▶ **WHAT TO DO**
Pick out the lines below that include the string "this".

· · · · · · ·

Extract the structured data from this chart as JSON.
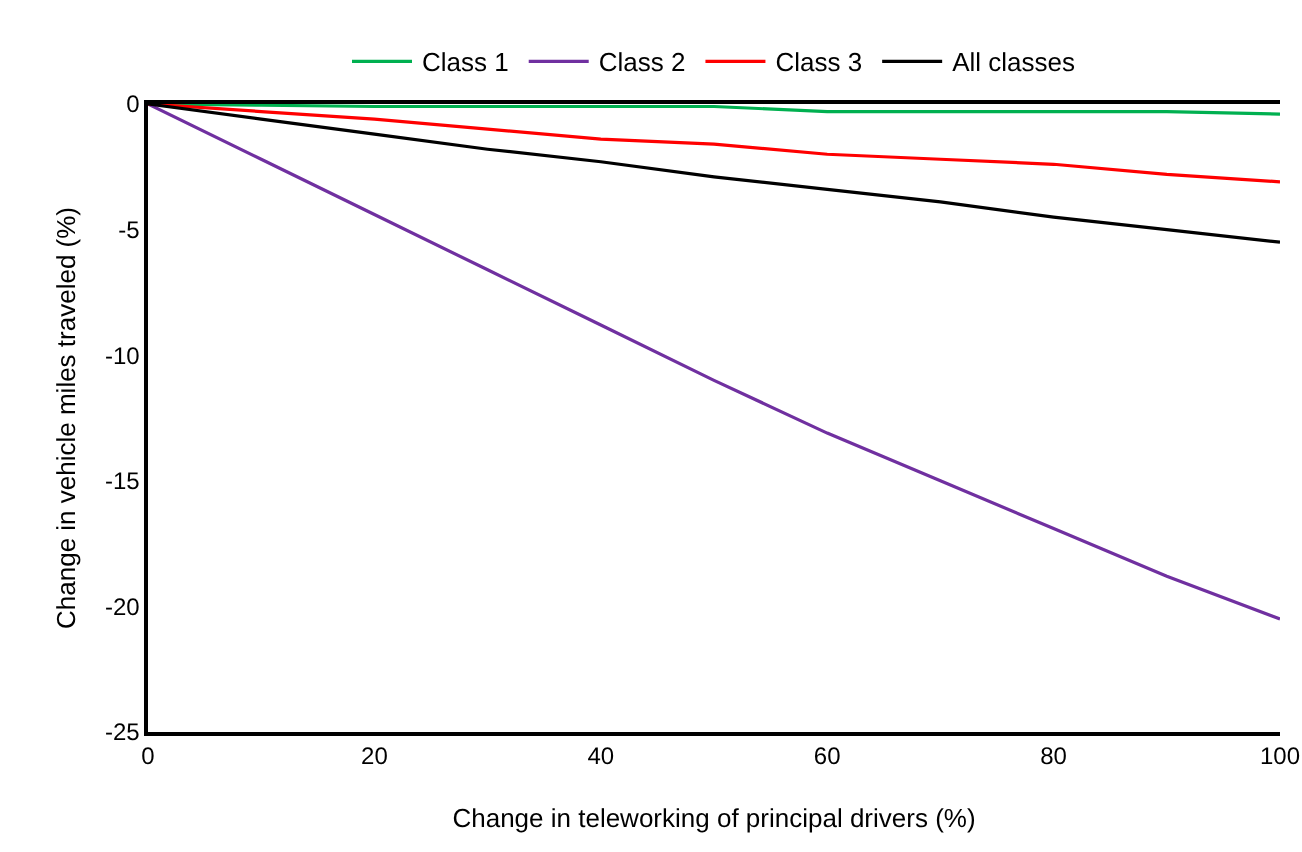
{
  "chart_data": {
    "type": "line",
    "xlabel": "Change in teleworking of principal drivers (%)",
    "ylabel": "Change in vehicle miles traveled (%)",
    "x": [
      0,
      10,
      20,
      30,
      40,
      50,
      60,
      70,
      80,
      90,
      100
    ],
    "series": [
      {
        "name": "Class 1",
        "color": "#00b050",
        "values": [
          0,
          -0.05,
          -0.1,
          -0.1,
          -0.1,
          -0.1,
          -0.3,
          -0.3,
          -0.3,
          -0.3,
          -0.4
        ]
      },
      {
        "name": "Class 2",
        "color": "#7030a0",
        "values": [
          0,
          -2.2,
          -4.4,
          -6.6,
          -8.8,
          -11,
          -13.1,
          -15,
          -16.9,
          -18.8,
          -20.5
        ]
      },
      {
        "name": "Class 3",
        "color": "#ff0000",
        "values": [
          0,
          -0.3,
          -0.6,
          -1.0,
          -1.4,
          -1.6,
          -2.0,
          -2.2,
          -2.4,
          -2.8,
          -3.1
        ]
      },
      {
        "name": "All classes",
        "color": "#000000",
        "values": [
          0,
          -0.6,
          -1.2,
          -1.8,
          -2.3,
          -2.9,
          -3.4,
          -3.9,
          -4.5,
          -5.0,
          -5.5
        ]
      }
    ],
    "xlim": [
      0,
      100
    ],
    "xticks": [
      0,
      20,
      40,
      60,
      80,
      100
    ],
    "ylim": [
      -25,
      0
    ],
    "yticks": [
      -25,
      -20,
      -15,
      -10,
      -5,
      0
    ],
    "grid": false,
    "legend": "top",
    "marker": "none",
    "line_style": "solid"
  }
}
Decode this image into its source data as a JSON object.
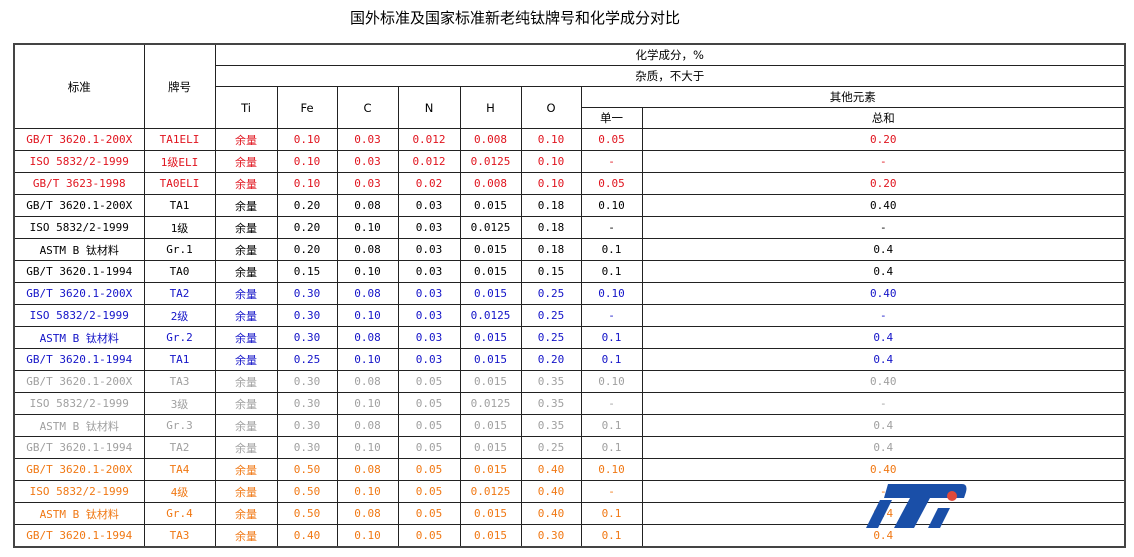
{
  "title": "国外标准及国家标准新老纯钛牌号和化学成分对比",
  "header": {
    "standard": "标准",
    "grade": "牌号",
    "composition": "化学成分，%",
    "impurity": "杂质，不大于",
    "others": "其他元素",
    "ti": "Ti",
    "fe": "Fe",
    "c": "C",
    "n": "N",
    "h": "H",
    "o": "O",
    "single": "单一",
    "total": "总和"
  },
  "colors": {
    "red": "#e0141e",
    "blue": "#1414c8",
    "gray": "#a0a0a0",
    "orange": "#f07814"
  },
  "rows": [
    [
      "GB/T 3620.1-200X",
      "TA1ELI",
      "余量",
      "0.10",
      "0.03",
      "0.012",
      "0.008",
      "0.10",
      "0.05",
      "0.20"
    ],
    [
      "ISO 5832/2-1999",
      "1级ELI",
      "余量",
      "0.10",
      "0.03",
      "0.012",
      "0.0125",
      "0.10",
      "-",
      "-"
    ],
    [
      "GB/T 3623-1998",
      "TA0ELI",
      "余量",
      "0.10",
      "0.03",
      "0.02",
      "0.008",
      "0.10",
      "0.05",
      "0.20"
    ],
    [
      "GB/T 3620.1-200X",
      "TA1",
      "余量",
      "0.20",
      "0.08",
      "0.03",
      "0.015",
      "0.18",
      "0.10",
      "0.40"
    ],
    [
      "ISO 5832/2-1999",
      "1级",
      "余量",
      "0.20",
      "0.10",
      "0.03",
      "0.0125",
      "0.18",
      "-",
      "-"
    ],
    [
      "ASTM B 钛材料",
      "Gr.1",
      "余量",
      "0.20",
      "0.08",
      "0.03",
      "0.015",
      "0.18",
      "0.1",
      "0.4"
    ],
    [
      "GB/T 3620.1-1994",
      "TA0",
      "余量",
      "0.15",
      "0.10",
      "0.03",
      "0.015",
      "0.15",
      "0.1",
      "0.4"
    ],
    [
      "GB/T 3620.1-200X",
      "TA2",
      "余量",
      "0.30",
      "0.08",
      "0.03",
      "0.015",
      "0.25",
      "0.10",
      "0.40"
    ],
    [
      "ISO 5832/2-1999",
      "2级",
      "余量",
      "0.30",
      "0.10",
      "0.03",
      "0.0125",
      "0.25",
      "-",
      "-"
    ],
    [
      "ASTM B 钛材料",
      "Gr.2",
      "余量",
      "0.30",
      "0.08",
      "0.03",
      "0.015",
      "0.25",
      "0.1",
      "0.4"
    ],
    [
      "GB/T 3620.1-1994",
      "TA1",
      "余量",
      "0.25",
      "0.10",
      "0.03",
      "0.015",
      "0.20",
      "0.1",
      "0.4"
    ],
    [
      "GB/T 3620.1-200X",
      "TA3",
      "余量",
      "0.30",
      "0.08",
      "0.05",
      "0.015",
      "0.35",
      "0.10",
      "0.40"
    ],
    [
      "ISO 5832/2-1999",
      "3级",
      "余量",
      "0.30",
      "0.10",
      "0.05",
      "0.0125",
      "0.35",
      "-",
      "-"
    ],
    [
      "ASTM B 钛材料",
      "Gr.3",
      "余量",
      "0.30",
      "0.08",
      "0.05",
      "0.015",
      "0.35",
      "0.1",
      "0.4"
    ],
    [
      "GB/T 3620.1-1994",
      "TA2",
      "余量",
      "0.30",
      "0.10",
      "0.05",
      "0.015",
      "0.25",
      "0.1",
      "0.4"
    ],
    [
      "GB/T 3620.1-200X",
      "TA4",
      "余量",
      "0.50",
      "0.08",
      "0.05",
      "0.015",
      "0.40",
      "0.10",
      "0.40"
    ],
    [
      "ISO 5832/2-1999",
      "4级",
      "余量",
      "0.50",
      "0.10",
      "0.05",
      "0.0125",
      "0.40",
      "-",
      "-"
    ],
    [
      "ASTM B 钛材料",
      "Gr.4",
      "余量",
      "0.50",
      "0.08",
      "0.05",
      "0.015",
      "0.40",
      "0.1",
      "0.4"
    ],
    [
      "GB/T 3620.1-1994",
      "TA3",
      "余量",
      "0.40",
      "0.10",
      "0.05",
      "0.015",
      "0.30",
      "0.1",
      "0.4"
    ]
  ],
  "row_groups": [
    "red",
    "red",
    "red",
    "black",
    "black",
    "black",
    "black",
    "blue",
    "blue",
    "blue",
    "blue",
    "gray",
    "gray",
    "gray",
    "gray",
    "orange",
    "orange",
    "orange",
    "orange"
  ],
  "logo": {
    "text": "iTi",
    "colors": [
      "#1a4fa8",
      "#e04a3a"
    ]
  }
}
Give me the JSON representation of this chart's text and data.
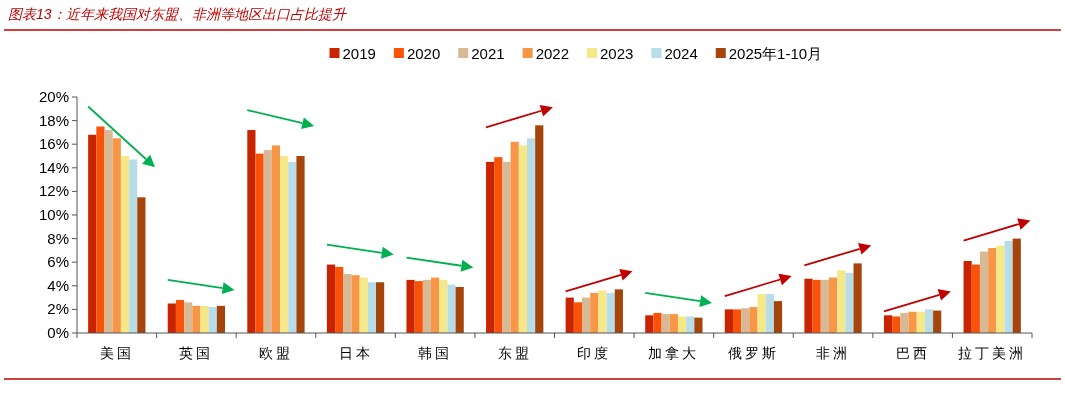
{
  "chart_data": {
    "type": "bar",
    "title": "图表13：近年来我国对东盟、非洲等地区出口占比提升",
    "categories": [
      "美国",
      "英国",
      "欧盟",
      "日本",
      "韩国",
      "东盟",
      "印度",
      "加拿大",
      "俄罗斯",
      "非洲",
      "巴西",
      "拉丁美洲"
    ],
    "series": [
      {
        "name": "2019",
        "color": "#c82400",
        "values": [
          16.8,
          2.5,
          17.2,
          5.8,
          4.5,
          14.5,
          3.0,
          1.5,
          2.0,
          4.6,
          1.5,
          6.1
        ]
      },
      {
        "name": "2020",
        "color": "#f9530a",
        "values": [
          17.5,
          2.8,
          15.2,
          5.6,
          4.4,
          14.9,
          2.6,
          1.7,
          2.0,
          4.5,
          1.4,
          5.8
        ]
      },
      {
        "name": "2021",
        "color": "#d7b995",
        "values": [
          17.2,
          2.6,
          15.5,
          5.0,
          4.5,
          14.5,
          3.0,
          1.6,
          2.1,
          4.5,
          1.7,
          6.9
        ]
      },
      {
        "name": "2022",
        "color": "#f79646",
        "values": [
          16.5,
          2.3,
          15.9,
          4.9,
          4.7,
          16.2,
          3.4,
          1.6,
          2.2,
          4.7,
          1.8,
          7.2
        ]
      },
      {
        "name": "2023",
        "color": "#f6e787",
        "values": [
          15.0,
          2.3,
          15.0,
          4.7,
          4.5,
          15.9,
          3.6,
          1.4,
          3.3,
          5.3,
          1.8,
          7.4
        ]
      },
      {
        "name": "2024",
        "color": "#b7dde8",
        "values": [
          14.7,
          2.2,
          14.5,
          4.3,
          4.1,
          16.5,
          3.4,
          1.4,
          3.3,
          5.1,
          2.0,
          7.8
        ]
      },
      {
        "name": "2025年1-10月",
        "color": "#a5450b",
        "values": [
          11.5,
          2.3,
          15.0,
          4.3,
          3.9,
          17.6,
          3.7,
          1.3,
          2.7,
          5.9,
          1.9,
          8.0
        ]
      }
    ],
    "ylim": [
      0,
      20
    ],
    "yticks": [
      {
        "value": 0,
        "label": "0%"
      },
      {
        "value": 2,
        "label": "2%"
      },
      {
        "value": 4,
        "label": "4%"
      },
      {
        "value": 6,
        "label": "6%"
      },
      {
        "value": 8,
        "label": "8%"
      },
      {
        "value": 10,
        "label": "10%"
      },
      {
        "value": 12,
        "label": "12%"
      },
      {
        "value": 14,
        "label": "14%"
      },
      {
        "value": 16,
        "label": "16%"
      },
      {
        "value": 18,
        "label": "18%"
      },
      {
        "value": 20,
        "label": "20%"
      }
    ],
    "grid": false,
    "legend": "top"
  }
}
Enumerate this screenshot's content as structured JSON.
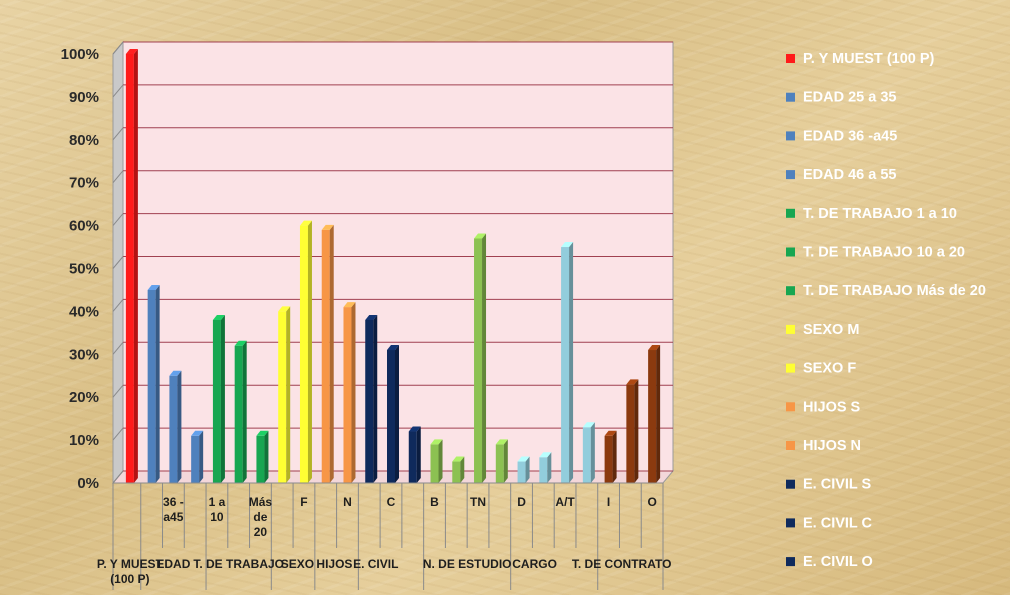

· · · · · · ·

▶ **COMPLETE RESPONSE**
Extract the structured data from this chart as JSON.
Decode this image into its source data as a JSON object.
Give me the JSON representation of this chart's text and data.
Enumerate this screenshot's content as structured JSON.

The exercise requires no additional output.